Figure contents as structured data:

--- Start ---

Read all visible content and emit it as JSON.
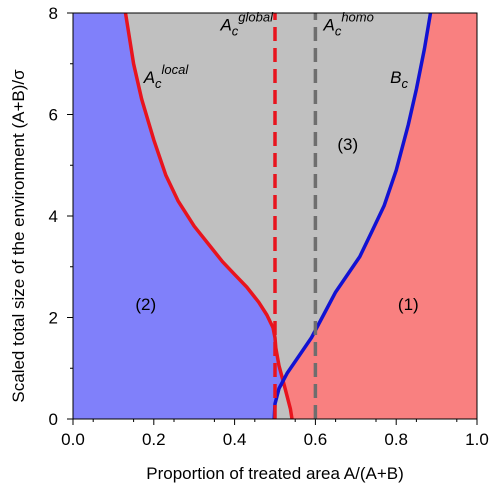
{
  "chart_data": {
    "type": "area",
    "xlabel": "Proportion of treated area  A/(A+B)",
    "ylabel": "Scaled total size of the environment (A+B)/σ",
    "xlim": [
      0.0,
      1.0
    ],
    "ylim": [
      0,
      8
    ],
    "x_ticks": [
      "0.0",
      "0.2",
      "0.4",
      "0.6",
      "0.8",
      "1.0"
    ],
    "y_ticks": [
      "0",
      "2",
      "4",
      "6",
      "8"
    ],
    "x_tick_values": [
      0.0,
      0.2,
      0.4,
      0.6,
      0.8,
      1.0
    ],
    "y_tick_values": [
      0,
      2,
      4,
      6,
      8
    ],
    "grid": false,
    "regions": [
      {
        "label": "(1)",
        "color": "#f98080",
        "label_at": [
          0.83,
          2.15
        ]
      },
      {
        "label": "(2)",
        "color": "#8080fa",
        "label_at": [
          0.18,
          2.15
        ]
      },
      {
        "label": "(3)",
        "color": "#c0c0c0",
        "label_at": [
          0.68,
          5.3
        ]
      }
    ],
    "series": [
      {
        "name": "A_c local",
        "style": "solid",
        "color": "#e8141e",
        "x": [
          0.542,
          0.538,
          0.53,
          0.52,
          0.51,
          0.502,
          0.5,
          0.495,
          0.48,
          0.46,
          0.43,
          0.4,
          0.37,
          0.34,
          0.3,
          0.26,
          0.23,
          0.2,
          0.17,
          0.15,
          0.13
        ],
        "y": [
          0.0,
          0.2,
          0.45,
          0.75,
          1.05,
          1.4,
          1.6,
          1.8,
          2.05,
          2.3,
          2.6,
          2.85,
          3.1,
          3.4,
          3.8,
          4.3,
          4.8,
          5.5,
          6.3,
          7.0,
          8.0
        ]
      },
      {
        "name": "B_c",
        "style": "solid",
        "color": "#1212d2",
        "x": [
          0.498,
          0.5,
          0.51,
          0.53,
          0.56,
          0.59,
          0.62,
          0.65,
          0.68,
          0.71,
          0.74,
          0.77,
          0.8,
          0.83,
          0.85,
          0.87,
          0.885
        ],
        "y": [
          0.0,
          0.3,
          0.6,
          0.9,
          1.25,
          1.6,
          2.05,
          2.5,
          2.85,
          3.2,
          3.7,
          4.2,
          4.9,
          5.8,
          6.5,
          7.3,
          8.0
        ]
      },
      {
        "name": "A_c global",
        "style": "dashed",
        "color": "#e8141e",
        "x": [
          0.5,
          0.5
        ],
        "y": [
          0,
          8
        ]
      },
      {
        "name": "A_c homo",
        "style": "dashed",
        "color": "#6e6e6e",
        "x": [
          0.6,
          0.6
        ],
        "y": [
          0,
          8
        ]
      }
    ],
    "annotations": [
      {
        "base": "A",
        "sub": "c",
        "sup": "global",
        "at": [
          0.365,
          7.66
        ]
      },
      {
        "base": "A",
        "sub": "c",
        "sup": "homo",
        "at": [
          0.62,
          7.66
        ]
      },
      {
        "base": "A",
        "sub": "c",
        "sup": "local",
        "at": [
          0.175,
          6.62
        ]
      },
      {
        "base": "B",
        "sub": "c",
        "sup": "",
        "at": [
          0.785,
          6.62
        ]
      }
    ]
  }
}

--- End ---
--- Start ---

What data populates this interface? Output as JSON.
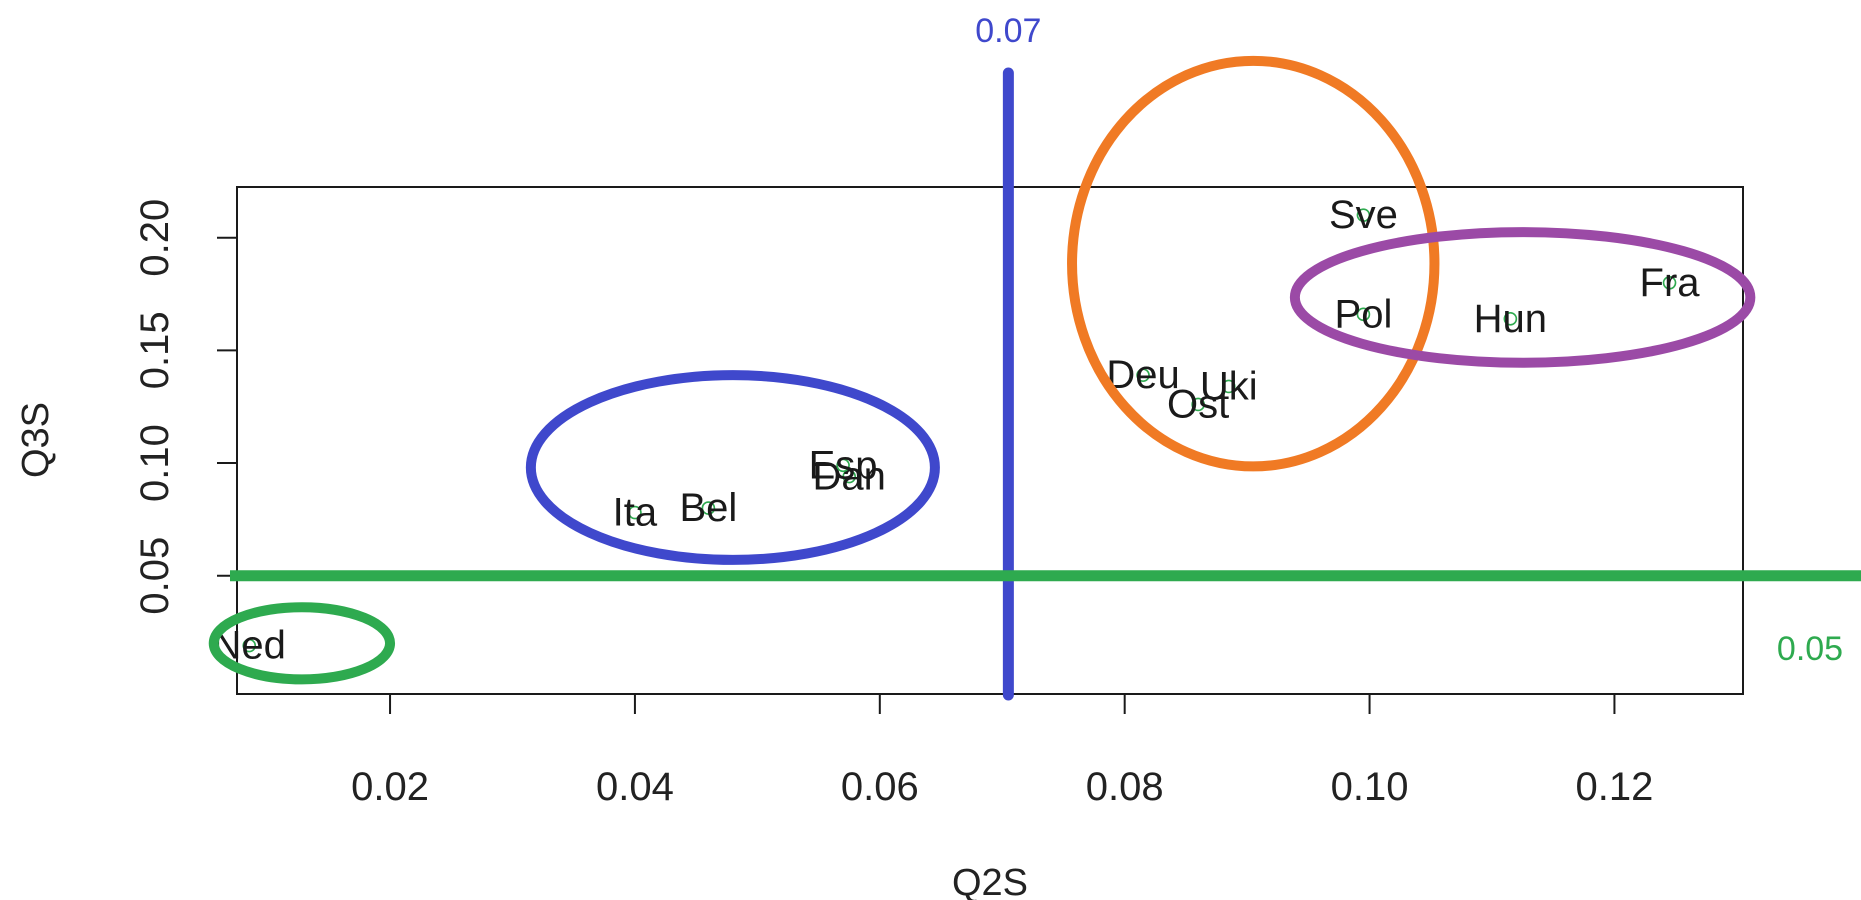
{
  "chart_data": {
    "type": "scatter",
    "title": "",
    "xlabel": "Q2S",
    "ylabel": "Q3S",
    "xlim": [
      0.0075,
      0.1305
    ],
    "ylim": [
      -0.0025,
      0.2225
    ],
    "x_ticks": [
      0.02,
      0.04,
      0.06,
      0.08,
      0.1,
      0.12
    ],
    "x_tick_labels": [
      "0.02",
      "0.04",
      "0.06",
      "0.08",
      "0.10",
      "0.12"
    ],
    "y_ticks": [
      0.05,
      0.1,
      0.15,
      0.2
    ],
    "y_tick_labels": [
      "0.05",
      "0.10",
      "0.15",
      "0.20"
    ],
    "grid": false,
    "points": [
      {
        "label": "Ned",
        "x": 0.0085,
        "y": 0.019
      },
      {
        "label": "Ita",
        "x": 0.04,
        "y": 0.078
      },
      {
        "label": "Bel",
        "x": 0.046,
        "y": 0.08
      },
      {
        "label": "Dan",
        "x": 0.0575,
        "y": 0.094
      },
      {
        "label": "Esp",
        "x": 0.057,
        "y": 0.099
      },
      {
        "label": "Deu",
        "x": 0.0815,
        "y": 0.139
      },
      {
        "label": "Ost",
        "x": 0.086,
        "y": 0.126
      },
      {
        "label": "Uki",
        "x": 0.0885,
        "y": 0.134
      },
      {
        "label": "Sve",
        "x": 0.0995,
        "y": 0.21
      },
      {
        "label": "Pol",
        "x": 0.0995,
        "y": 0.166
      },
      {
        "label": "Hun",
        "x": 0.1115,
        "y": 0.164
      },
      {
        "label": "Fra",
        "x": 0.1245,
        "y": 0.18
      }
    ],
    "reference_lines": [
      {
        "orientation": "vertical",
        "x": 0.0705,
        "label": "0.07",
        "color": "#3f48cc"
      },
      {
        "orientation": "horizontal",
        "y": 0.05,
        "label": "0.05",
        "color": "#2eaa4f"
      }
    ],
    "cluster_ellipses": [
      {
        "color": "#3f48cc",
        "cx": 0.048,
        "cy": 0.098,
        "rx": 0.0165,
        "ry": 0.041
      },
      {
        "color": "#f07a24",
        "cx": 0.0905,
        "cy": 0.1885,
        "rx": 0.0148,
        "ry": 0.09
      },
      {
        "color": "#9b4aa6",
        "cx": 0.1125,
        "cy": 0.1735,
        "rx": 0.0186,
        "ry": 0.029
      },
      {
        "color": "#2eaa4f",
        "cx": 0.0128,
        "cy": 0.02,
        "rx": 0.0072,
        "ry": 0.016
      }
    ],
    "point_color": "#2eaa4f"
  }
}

--- End ---

▶ [Written request]
Examine the records and pull out every line where the string "ylabel" occurs.

▶ [Solution to this exercise]
    "ylabel": "Scaled total size of the environment (A+B)/σ",
    "ylabel": "Q3S",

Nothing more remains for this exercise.